What this task involves: Across the material below, how many lines contain the word "chime"? Give only the number.

Records for processing:
------
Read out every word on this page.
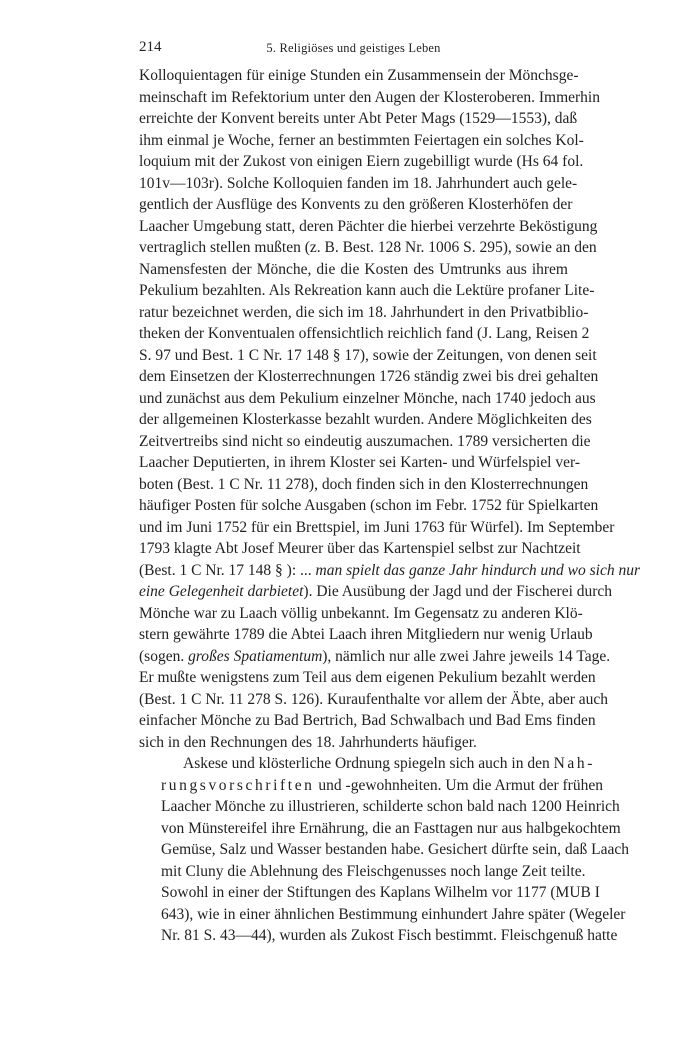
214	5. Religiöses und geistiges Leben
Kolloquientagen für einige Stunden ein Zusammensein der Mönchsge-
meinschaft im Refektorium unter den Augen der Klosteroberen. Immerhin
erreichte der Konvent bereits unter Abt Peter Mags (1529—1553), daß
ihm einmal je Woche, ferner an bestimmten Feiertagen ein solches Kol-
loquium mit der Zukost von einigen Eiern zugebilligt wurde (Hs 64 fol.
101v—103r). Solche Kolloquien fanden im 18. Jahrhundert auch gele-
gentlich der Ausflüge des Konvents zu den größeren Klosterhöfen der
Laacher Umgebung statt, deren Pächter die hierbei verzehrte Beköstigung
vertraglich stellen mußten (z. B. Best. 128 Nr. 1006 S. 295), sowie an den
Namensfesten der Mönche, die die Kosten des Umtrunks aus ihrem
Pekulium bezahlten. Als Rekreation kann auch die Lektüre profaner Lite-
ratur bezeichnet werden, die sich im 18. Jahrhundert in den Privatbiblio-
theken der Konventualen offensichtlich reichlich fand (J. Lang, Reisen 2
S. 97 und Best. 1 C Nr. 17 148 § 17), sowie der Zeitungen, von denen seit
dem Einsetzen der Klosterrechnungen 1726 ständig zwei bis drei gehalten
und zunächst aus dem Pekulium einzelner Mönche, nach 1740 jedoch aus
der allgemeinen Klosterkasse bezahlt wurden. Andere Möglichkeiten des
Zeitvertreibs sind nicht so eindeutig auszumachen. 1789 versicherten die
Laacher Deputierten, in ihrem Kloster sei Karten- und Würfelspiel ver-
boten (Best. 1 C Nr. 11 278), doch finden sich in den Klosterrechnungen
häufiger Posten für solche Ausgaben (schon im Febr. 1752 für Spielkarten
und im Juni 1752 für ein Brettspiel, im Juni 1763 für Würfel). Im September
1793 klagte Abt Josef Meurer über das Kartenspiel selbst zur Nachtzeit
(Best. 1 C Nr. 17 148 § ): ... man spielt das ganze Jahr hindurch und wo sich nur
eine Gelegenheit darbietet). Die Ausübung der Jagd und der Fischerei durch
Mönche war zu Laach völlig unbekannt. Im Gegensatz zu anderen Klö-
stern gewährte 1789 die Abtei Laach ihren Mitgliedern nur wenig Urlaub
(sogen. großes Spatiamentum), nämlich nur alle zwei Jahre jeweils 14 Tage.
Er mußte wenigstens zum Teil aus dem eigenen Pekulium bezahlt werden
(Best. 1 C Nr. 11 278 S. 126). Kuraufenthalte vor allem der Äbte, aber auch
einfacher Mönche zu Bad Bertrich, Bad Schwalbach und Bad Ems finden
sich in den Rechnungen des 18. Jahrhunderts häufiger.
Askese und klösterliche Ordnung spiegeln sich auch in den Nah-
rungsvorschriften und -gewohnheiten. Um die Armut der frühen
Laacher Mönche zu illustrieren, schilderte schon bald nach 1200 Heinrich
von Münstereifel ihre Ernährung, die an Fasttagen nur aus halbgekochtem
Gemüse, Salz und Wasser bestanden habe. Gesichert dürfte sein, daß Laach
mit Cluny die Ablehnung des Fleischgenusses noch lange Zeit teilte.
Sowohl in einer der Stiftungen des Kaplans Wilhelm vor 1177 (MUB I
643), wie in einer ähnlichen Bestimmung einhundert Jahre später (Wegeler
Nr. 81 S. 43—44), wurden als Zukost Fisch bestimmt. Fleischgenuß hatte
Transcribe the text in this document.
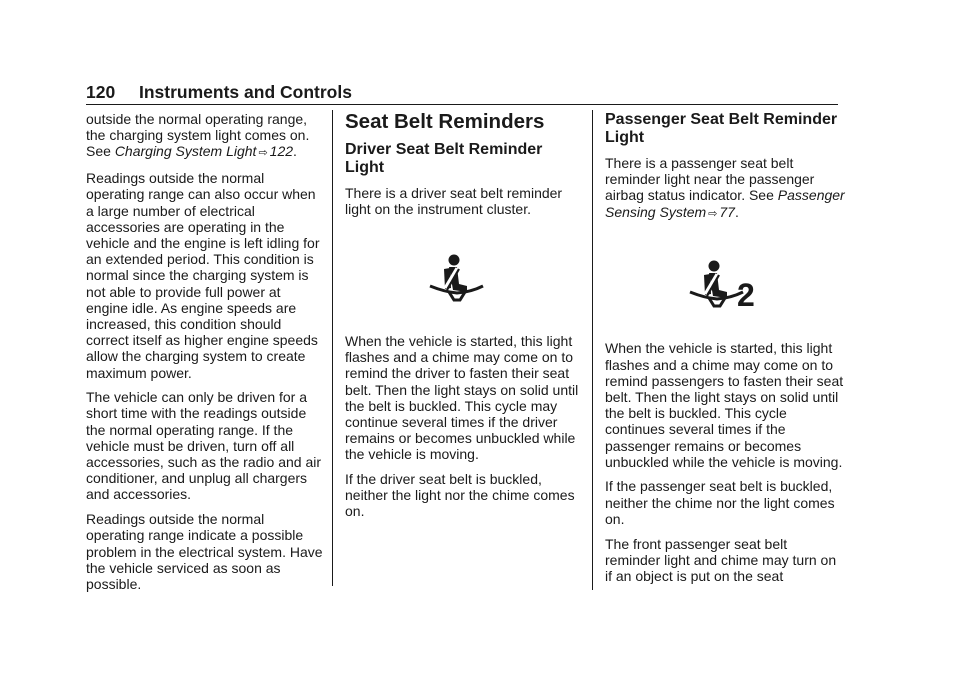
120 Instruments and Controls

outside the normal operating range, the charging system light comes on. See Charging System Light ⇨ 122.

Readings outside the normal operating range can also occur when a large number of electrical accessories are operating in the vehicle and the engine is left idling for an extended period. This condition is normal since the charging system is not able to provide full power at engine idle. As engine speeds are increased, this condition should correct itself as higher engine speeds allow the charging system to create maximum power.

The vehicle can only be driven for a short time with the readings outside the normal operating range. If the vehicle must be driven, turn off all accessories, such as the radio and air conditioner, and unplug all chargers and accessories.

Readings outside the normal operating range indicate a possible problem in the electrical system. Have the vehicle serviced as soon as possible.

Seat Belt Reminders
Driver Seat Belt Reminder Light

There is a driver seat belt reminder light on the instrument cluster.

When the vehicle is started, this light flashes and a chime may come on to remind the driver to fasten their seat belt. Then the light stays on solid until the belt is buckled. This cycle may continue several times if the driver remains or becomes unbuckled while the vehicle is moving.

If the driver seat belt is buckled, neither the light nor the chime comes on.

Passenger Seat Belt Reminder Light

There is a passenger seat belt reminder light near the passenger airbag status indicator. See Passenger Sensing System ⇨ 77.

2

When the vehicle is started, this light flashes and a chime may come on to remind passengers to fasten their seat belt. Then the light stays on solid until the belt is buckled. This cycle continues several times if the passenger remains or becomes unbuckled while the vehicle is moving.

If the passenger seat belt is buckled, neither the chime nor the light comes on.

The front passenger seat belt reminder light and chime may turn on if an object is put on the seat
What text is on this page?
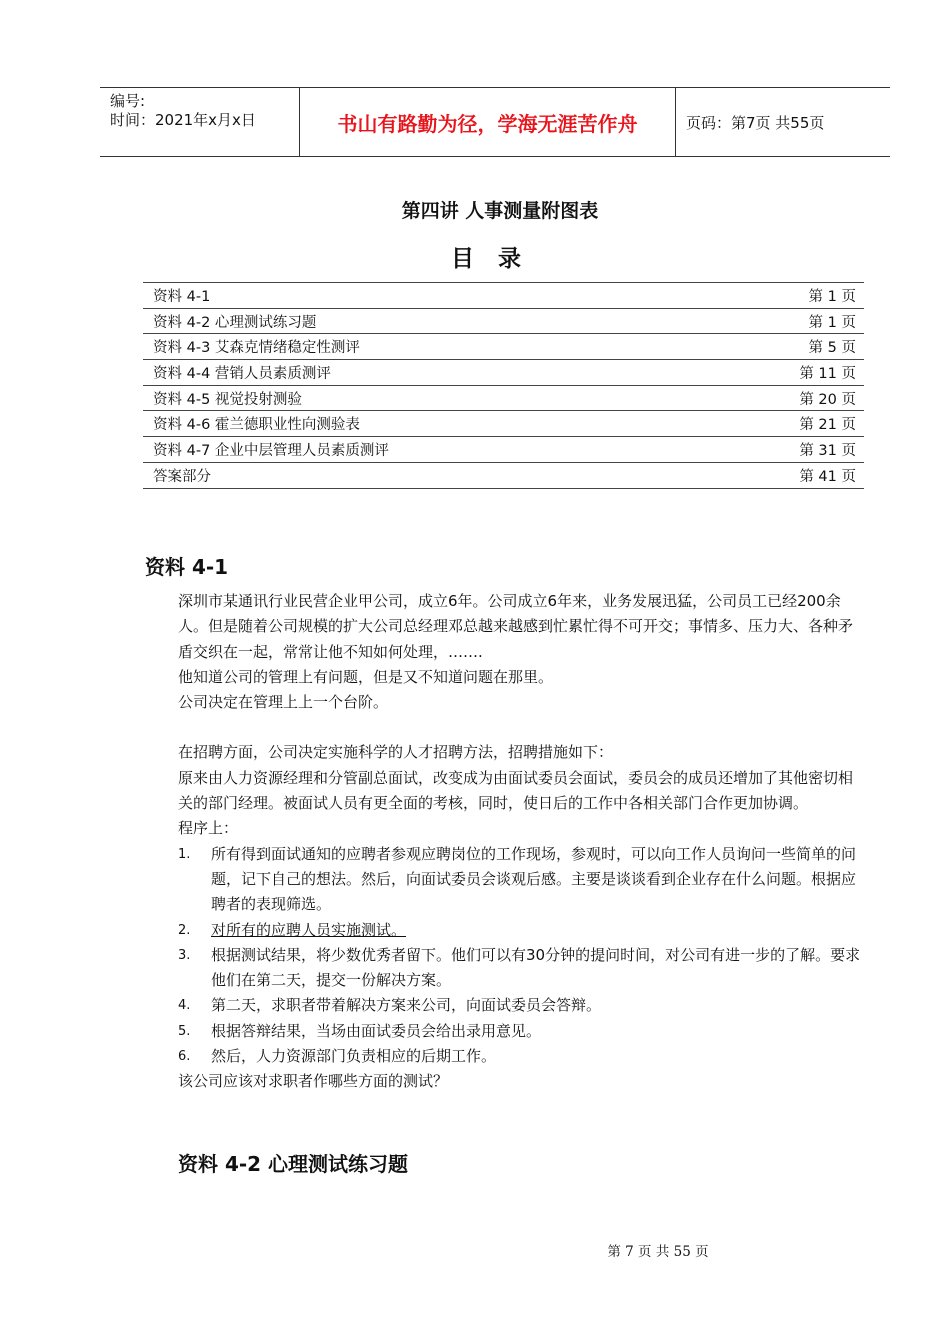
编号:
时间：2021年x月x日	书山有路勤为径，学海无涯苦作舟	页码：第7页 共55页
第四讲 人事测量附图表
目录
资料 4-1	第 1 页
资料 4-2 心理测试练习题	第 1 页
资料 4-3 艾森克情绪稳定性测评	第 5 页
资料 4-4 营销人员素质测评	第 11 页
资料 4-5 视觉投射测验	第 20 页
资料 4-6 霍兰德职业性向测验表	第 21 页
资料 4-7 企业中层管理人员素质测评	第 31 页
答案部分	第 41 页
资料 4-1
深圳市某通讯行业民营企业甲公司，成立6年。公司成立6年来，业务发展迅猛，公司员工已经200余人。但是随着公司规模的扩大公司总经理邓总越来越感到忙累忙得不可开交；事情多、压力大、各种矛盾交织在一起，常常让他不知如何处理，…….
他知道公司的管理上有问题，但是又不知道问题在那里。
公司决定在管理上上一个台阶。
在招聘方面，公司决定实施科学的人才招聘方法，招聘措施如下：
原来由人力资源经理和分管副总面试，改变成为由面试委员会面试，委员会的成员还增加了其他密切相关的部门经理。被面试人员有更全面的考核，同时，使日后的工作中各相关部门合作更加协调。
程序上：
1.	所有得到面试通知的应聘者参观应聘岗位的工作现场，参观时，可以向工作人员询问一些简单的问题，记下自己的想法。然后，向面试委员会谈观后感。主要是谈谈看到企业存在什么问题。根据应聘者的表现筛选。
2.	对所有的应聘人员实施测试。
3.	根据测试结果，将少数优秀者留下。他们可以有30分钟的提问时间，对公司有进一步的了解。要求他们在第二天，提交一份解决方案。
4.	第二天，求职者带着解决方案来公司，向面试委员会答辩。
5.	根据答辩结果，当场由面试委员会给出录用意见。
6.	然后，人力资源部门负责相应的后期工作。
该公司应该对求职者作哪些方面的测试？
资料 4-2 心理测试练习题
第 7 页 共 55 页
------
Problem solution: 5